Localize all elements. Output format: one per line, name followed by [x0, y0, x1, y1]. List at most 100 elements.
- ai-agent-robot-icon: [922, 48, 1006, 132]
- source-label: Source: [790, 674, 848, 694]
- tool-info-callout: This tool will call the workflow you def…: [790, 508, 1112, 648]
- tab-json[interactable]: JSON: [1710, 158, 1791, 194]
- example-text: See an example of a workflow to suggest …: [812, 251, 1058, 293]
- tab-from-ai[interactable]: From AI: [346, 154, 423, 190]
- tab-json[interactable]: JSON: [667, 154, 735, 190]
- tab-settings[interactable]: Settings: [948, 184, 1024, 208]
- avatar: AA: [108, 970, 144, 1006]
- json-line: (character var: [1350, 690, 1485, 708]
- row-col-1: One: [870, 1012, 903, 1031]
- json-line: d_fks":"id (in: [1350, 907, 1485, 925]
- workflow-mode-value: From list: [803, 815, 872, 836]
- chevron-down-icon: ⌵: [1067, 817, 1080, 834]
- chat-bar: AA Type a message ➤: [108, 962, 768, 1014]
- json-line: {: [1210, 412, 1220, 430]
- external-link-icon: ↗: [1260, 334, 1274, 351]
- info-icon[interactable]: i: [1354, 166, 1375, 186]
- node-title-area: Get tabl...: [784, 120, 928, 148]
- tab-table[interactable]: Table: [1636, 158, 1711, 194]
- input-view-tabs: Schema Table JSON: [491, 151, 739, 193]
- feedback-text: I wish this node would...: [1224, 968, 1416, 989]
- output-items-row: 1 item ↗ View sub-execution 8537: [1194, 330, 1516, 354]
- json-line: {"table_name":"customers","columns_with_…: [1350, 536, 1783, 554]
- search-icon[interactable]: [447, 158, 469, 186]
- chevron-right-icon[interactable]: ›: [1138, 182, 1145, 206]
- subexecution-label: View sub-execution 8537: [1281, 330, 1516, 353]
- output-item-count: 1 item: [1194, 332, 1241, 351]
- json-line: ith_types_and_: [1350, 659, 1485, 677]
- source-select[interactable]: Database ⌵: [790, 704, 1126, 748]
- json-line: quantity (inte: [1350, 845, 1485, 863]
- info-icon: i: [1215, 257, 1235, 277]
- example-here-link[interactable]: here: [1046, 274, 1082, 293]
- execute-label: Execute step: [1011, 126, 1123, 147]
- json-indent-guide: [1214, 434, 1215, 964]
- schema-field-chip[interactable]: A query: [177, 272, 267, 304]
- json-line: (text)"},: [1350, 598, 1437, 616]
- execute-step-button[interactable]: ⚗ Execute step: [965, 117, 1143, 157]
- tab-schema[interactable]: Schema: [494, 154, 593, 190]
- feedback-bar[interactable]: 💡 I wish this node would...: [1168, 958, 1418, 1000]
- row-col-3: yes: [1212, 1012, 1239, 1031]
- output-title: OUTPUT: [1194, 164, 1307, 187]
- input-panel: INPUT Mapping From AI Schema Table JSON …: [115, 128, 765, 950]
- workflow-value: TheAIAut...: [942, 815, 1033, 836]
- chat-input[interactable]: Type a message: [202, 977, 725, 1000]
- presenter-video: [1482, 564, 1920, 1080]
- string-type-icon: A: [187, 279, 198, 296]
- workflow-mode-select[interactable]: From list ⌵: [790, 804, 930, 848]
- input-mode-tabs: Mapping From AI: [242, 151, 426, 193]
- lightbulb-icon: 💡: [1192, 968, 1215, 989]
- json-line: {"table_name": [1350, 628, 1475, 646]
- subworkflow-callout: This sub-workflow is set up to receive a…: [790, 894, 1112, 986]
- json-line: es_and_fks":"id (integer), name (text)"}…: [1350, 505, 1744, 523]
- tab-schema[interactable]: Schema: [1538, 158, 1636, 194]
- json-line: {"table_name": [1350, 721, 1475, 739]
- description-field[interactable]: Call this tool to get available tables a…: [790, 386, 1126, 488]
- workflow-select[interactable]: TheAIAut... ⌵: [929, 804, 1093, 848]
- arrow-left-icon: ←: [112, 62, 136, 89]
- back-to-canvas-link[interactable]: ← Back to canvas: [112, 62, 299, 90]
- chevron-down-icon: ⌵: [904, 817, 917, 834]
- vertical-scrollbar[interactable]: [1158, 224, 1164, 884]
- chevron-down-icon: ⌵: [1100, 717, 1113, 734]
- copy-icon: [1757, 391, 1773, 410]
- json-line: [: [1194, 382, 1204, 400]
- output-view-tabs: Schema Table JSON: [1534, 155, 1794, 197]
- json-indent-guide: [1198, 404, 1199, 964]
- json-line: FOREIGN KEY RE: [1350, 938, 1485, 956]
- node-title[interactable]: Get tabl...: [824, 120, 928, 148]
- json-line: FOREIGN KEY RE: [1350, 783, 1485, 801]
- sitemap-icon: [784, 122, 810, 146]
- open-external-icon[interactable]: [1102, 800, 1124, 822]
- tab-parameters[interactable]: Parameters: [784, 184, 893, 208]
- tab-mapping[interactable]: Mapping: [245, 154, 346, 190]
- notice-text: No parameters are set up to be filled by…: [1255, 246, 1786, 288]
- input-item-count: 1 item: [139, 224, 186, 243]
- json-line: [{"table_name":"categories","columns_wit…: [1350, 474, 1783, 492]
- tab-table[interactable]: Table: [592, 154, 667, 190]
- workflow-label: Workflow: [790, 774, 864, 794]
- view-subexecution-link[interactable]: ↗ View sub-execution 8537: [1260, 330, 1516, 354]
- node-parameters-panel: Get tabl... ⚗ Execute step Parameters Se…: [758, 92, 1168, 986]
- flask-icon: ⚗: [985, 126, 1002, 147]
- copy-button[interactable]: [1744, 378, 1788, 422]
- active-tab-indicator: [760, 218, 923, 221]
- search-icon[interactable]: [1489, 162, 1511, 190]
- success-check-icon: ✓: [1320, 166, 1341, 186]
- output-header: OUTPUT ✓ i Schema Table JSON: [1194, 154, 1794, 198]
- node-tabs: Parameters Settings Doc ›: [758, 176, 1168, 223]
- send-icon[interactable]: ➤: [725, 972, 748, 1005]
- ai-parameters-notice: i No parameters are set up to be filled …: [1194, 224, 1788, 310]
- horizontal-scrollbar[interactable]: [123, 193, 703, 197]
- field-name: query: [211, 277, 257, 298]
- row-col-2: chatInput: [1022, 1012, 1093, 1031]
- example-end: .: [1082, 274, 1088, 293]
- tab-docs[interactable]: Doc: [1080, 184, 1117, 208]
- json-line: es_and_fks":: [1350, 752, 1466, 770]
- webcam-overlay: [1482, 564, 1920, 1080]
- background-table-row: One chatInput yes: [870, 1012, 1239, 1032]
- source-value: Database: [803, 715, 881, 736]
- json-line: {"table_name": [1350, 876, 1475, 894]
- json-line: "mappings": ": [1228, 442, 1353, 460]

···

> WHAT IS BEING ASKED:
Can you return the records unchanged, starting with the first line and ending with the line that contains "- info-icon: i: [1215, 257, 1235, 277]", including that line?

> ANSWER FOR THE TASK:
Localize all elements. Output format: one per line, name followed by [x0, y0, x1, y1]. List at most 100 elements.
- ai-agent-robot-icon: [922, 48, 1006, 132]
- source-label: Source: [790, 674, 848, 694]
- tool-info-callout: This tool will call the workflow you def…: [790, 508, 1112, 648]
- tab-json[interactable]: JSON: [1710, 158, 1791, 194]
- example-text: See an example of a workflow to suggest …: [812, 251, 1058, 293]
- tab-from-ai[interactable]: From AI: [346, 154, 423, 190]
- tab-json[interactable]: JSON: [667, 154, 735, 190]
- tab-settings[interactable]: Settings: [948, 184, 1024, 208]
- avatar: AA: [108, 970, 144, 1006]
- json-line: (character var: [1350, 690, 1485, 708]
- row-col-1: One: [870, 1012, 903, 1031]
- json-line: d_fks":"id (in: [1350, 907, 1485, 925]
- workflow-mode-value: From list: [803, 815, 872, 836]
- chevron-down-icon: ⌵: [1067, 817, 1080, 834]
- chat-bar: AA Type a message ➤: [108, 962, 768, 1014]
- json-line: {: [1210, 412, 1220, 430]
- external-link-icon: ↗: [1260, 334, 1274, 351]
- info-icon[interactable]: i: [1354, 166, 1375, 186]
- node-title-area: Get tabl...: [784, 120, 928, 148]
- tab-table[interactable]: Table: [1636, 158, 1711, 194]
- input-view-tabs: Schema Table JSON: [491, 151, 739, 193]
- feedback-text: I wish this node would...: [1224, 968, 1416, 989]
- output-items-row: 1 item ↗ View sub-execution 8537: [1194, 330, 1516, 354]
- json-line: {"table_name":"customers","columns_with_…: [1350, 536, 1783, 554]
- search-icon[interactable]: [447, 158, 469, 186]
- chevron-right-icon[interactable]: ›: [1138, 182, 1145, 206]
- subexecution-label: View sub-execution 8537: [1281, 330, 1516, 353]
- output-item-count: 1 item: [1194, 332, 1241, 351]
- json-line: ith_types_and_: [1350, 659, 1485, 677]
- source-select[interactable]: Database ⌵: [790, 704, 1126, 748]
- json-line: quantity (inte: [1350, 845, 1485, 863]
- info-icon: i: [1215, 257, 1235, 277]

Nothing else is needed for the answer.